- **What to do**
In the material below, find every line with "State" and pull it out.

- **Supplied records**
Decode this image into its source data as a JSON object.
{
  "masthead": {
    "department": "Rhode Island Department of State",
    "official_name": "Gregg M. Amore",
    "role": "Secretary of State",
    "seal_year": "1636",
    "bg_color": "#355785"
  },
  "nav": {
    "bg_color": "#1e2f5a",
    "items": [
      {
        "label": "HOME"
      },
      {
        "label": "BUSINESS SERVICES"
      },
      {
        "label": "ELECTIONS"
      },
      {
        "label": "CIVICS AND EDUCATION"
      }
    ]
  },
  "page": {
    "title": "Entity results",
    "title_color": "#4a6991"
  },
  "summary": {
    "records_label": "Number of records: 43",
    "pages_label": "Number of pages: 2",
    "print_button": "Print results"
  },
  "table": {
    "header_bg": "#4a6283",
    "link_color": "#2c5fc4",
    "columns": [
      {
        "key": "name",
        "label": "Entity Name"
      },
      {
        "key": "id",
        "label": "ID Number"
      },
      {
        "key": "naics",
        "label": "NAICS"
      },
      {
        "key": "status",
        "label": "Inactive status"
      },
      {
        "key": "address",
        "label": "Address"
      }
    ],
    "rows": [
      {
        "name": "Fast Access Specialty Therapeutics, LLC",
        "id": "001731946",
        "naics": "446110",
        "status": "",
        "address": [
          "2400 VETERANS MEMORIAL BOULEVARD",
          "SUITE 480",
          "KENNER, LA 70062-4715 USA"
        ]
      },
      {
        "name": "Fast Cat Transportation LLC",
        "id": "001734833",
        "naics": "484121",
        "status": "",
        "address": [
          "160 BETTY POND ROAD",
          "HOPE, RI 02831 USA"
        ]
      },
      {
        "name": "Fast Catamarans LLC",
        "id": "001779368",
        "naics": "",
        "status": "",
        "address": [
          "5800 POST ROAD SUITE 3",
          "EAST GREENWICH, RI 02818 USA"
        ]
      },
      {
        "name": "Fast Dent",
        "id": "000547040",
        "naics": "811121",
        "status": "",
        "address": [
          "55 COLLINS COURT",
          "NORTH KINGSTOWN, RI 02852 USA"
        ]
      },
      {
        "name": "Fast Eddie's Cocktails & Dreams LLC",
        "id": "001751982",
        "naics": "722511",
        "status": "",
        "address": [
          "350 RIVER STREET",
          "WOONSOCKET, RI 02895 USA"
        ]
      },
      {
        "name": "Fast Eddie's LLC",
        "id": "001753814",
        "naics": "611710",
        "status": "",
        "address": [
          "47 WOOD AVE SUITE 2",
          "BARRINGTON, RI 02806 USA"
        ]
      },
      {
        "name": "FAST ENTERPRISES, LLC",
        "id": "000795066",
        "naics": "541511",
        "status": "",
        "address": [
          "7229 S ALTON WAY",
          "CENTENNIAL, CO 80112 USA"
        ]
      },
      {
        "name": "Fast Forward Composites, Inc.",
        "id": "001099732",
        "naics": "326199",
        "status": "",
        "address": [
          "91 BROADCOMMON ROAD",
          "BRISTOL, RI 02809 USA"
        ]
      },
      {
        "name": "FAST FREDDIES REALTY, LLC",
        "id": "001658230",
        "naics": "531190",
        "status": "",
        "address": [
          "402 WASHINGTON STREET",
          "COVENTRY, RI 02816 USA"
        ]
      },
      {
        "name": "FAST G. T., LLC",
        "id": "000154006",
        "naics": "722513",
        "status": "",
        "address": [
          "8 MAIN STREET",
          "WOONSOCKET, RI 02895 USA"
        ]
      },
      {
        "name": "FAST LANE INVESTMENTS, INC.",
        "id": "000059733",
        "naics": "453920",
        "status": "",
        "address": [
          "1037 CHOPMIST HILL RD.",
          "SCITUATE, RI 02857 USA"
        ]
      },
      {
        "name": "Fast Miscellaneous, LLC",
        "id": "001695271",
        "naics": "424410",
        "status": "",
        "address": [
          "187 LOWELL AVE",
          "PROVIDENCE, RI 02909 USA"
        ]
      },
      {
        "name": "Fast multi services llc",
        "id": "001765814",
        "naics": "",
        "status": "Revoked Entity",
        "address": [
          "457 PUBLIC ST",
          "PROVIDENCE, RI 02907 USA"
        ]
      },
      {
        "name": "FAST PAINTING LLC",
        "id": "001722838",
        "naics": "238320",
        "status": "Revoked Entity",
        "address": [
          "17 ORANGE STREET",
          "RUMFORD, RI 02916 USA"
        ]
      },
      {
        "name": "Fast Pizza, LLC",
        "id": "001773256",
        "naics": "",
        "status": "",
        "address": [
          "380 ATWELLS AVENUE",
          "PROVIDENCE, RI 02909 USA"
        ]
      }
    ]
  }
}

- **Result**
    "department": "Rhode Island Department of State",
    "role": "Secretary of State",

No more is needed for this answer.